Records from a collection:
☆ ☆ ☆ ☆ ☆

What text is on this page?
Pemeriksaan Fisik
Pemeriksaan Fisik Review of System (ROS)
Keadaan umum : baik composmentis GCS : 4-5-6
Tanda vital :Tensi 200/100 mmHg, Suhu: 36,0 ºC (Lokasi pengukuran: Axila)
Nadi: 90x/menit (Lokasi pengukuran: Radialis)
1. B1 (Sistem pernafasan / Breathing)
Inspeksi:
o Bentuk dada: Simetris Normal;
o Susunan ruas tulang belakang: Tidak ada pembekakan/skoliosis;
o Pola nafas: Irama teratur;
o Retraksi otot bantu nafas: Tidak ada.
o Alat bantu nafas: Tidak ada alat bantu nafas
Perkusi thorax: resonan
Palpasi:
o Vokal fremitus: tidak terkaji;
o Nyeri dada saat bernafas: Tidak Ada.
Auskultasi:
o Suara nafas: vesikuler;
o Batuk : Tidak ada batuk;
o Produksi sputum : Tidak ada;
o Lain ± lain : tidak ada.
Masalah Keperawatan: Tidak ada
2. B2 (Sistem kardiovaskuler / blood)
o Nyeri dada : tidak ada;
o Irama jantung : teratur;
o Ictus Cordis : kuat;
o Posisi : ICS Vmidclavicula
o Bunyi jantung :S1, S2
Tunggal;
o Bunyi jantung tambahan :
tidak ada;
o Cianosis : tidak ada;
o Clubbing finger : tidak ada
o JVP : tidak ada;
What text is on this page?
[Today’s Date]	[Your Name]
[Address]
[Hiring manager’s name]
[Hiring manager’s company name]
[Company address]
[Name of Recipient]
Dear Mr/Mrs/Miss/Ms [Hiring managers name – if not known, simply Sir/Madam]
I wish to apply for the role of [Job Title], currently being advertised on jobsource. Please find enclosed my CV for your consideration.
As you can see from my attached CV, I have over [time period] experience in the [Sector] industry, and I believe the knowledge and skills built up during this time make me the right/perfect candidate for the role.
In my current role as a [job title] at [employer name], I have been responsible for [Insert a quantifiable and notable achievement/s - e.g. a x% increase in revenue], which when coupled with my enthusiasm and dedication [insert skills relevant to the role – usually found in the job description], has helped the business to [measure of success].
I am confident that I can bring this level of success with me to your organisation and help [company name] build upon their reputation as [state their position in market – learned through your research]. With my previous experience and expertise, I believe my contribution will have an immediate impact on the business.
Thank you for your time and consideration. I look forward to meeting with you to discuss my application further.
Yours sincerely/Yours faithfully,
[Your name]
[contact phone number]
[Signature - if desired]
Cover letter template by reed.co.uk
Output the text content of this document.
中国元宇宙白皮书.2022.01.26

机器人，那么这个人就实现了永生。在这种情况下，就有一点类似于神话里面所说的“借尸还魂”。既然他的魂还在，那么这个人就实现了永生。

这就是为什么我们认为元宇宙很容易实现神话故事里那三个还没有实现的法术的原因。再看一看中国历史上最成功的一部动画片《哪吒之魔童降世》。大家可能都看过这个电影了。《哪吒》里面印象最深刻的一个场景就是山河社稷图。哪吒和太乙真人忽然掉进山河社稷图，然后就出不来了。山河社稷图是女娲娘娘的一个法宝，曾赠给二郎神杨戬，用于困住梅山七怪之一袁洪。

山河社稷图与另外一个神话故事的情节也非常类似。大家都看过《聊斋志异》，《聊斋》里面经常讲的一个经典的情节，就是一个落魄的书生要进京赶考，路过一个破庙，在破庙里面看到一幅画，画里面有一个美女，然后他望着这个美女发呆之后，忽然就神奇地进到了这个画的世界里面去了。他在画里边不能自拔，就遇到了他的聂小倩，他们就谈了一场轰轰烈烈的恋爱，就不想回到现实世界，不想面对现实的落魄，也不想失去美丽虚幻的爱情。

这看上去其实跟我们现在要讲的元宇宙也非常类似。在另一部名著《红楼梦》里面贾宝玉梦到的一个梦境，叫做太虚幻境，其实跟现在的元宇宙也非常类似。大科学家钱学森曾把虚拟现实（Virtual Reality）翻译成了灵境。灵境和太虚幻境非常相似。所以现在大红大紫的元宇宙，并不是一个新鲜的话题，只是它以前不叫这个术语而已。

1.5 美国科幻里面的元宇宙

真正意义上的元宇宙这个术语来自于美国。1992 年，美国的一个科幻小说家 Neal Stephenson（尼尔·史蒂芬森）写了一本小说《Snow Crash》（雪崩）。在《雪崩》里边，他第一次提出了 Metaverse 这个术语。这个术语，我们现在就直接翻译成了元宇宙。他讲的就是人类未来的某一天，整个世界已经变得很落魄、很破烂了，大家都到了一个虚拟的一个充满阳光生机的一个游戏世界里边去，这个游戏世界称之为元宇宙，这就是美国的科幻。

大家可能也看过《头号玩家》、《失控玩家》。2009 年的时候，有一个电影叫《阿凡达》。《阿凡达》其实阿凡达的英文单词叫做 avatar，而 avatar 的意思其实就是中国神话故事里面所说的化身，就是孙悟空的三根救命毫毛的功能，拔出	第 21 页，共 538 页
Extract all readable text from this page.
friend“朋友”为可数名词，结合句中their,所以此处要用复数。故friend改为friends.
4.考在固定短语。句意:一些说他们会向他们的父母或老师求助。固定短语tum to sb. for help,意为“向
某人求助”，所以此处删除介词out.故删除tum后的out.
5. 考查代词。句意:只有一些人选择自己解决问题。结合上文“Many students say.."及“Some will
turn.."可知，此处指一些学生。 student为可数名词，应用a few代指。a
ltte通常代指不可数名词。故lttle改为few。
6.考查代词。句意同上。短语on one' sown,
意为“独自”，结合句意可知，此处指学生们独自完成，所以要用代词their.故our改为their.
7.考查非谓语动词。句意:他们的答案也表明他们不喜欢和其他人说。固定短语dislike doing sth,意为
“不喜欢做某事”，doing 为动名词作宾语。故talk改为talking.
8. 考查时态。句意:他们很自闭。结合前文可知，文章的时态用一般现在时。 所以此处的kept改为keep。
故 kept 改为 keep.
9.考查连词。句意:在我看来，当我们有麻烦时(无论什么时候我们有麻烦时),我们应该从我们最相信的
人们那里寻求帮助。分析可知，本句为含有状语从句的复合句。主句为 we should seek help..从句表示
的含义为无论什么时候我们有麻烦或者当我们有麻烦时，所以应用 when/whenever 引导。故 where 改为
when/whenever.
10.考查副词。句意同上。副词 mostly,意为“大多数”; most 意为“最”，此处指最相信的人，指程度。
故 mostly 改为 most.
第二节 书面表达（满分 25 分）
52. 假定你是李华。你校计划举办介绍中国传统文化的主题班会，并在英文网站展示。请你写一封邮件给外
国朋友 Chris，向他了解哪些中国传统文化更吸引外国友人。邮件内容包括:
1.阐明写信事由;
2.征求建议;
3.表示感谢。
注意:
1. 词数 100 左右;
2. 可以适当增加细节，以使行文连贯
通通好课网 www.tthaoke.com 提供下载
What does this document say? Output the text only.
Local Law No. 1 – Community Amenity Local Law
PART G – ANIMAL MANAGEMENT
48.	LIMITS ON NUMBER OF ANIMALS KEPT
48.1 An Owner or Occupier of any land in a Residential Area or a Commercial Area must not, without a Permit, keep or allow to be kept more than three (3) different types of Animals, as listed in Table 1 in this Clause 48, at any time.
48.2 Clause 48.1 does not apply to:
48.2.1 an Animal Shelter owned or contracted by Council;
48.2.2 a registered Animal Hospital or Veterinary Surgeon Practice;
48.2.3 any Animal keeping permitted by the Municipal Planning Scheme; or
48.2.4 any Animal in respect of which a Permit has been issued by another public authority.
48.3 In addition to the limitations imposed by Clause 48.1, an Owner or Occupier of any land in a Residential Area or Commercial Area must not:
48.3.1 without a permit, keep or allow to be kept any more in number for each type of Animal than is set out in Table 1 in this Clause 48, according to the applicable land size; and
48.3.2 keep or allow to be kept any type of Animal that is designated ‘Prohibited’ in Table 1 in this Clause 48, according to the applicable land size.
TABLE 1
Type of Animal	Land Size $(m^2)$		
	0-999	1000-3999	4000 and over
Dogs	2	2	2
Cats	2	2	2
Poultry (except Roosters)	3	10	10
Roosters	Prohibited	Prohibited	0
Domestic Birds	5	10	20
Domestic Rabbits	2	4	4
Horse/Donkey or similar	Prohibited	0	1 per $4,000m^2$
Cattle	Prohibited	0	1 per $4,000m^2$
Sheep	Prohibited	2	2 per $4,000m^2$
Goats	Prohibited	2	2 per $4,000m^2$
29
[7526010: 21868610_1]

☆ ☆ ☆ ☆ ☆

What the task requires :: Give the count of lines holding the word "teratur", with no other words.

Solution below :: 2